> Extracted information
▬▬▬▬▬▬
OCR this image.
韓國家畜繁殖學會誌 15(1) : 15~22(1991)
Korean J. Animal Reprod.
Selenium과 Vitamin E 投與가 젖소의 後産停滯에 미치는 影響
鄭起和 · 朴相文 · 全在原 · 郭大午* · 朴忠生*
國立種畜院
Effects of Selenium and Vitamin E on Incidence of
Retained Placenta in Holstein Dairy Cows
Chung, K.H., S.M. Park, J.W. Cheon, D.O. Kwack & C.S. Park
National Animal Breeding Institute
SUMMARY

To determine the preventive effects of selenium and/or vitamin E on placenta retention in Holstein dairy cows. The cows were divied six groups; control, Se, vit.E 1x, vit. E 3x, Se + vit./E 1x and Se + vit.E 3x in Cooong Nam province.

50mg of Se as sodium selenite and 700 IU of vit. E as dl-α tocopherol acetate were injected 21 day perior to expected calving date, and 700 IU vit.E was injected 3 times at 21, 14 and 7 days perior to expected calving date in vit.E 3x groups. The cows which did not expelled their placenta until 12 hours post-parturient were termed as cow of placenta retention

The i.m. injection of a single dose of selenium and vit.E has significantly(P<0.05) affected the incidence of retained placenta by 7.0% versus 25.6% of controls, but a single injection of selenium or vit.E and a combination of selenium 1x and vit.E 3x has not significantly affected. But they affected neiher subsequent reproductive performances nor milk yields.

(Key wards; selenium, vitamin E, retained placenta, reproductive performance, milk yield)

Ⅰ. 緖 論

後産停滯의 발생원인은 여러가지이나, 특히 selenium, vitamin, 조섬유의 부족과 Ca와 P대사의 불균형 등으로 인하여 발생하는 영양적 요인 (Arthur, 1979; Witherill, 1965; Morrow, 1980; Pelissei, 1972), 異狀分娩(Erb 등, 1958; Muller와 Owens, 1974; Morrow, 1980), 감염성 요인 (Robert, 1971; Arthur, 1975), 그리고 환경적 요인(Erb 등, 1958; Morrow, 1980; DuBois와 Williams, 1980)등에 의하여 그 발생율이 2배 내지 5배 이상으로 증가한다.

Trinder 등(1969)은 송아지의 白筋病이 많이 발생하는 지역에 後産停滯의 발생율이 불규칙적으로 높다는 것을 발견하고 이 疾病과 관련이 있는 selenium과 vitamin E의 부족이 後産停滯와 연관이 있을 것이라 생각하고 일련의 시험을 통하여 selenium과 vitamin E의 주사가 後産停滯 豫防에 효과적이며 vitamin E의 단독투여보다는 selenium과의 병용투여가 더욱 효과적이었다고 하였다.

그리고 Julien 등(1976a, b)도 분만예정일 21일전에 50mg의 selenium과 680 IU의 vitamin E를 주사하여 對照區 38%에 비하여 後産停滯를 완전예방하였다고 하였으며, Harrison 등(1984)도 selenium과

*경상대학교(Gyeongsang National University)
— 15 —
▬▬▬▬▬▬
> Exercise details
Each record above should be returned exactly as it appears.

> Task solution
OCR this image.
韓國家畜繁殖學會誌 15(1) : 15~22(1991)
Korean J. Animal Reprod.
Selenium과 Vitamin E 投與가 젖소의 後産停滯에 미치는 影響
鄭起和 · 朴相文 · 全在原 · 郭大午* · 朴忠生*
國立種畜院
Effects of Selenium and Vitamin E on Incidence of
Retained Placenta in Holstein Dairy Cows
Chung, K.H., S.M. Park, J.W. Cheon, D.O. Kwack & C.S. Park
National Animal Breeding Institute
SUMMARY

To determine the preventive effects of selenium and/or vitamin E on placenta retention in Holstein dairy cows. The cows were divied six groups; control, Se, vit.E 1x, vit. E 3x, Se + vit./E 1x and Se + vit.E 3x in Cooong Nam province.

50mg of Se as sodium selenite and 700 IU of vit. E as dl-α tocopherol acetate were injected 21 day perior to expected calving date, and 700 IU vit.E was injected 3 times at 21, 14 and 7 days perior to expected calving date in vit.E 3x groups. The cows which did not expelled their placenta until 12 hours post-parturient were termed as cow of placenta retention

The i.m. injection of a single dose of selenium and vit.E has significantly(P<0.05) affected the incidence of retained placenta by 7.0% versus 25.6% of controls, but a single injection of selenium or vit.E and a combination of selenium 1x and vit.E 3x has not significantly affected. But they affected neiher subsequent reproductive performances nor milk yields.

(Key wards; selenium, vitamin E, retained placenta, reproductive performance, milk yield)

Ⅰ. 緖 論

後産停滯의 발생원인은 여러가지이나, 특히 selenium, vitamin, 조섬유의 부족과 Ca와 P대사의 불균형 등으로 인하여 발생하는 영양적 요인 (Arthur, 1979; Witherill, 1965; Morrow, 1980; Pelissei, 1972), 異狀分娩(Erb 등, 1958; Muller와 Owens, 1974; Morrow, 1980), 감염성 요인 (Robert, 1971; Arthur, 1975), 그리고 환경적 요인(Erb 등, 1958; Morrow, 1980; DuBois와 Williams, 1980)등에 의하여 그 발생율이 2배 내지 5배 이상으로 증가한다.

Trinder 등(1969)은 송아지의 白筋病이 많이 발생하는 지역에 後産停滯의 발생율이 불규칙적으로 높다는 것을 발견하고 이 疾病과 관련이 있는 selenium과 vitamin E의 부족이 後産停滯와 연관이 있을 것이라 생각하고 일련의 시험을 통하여 selenium과 vitamin E의 주사가 後産停滯 豫防에 효과적이며 vitamin E의 단독투여보다는 selenium과의 병용투여가 더욱 효과적이었다고 하였다.

그리고 Julien 등(1976a, b)도 분만예정일 21일전에 50mg의 selenium과 680 IU의 vitamin E를 주사하여 對照區 38%에 비하여 後産停滯를 완전예방하였다고 하였으며, Harrison 등(1984)도 selenium과

*경상대학교(Gyeongsang National University)
— 15 —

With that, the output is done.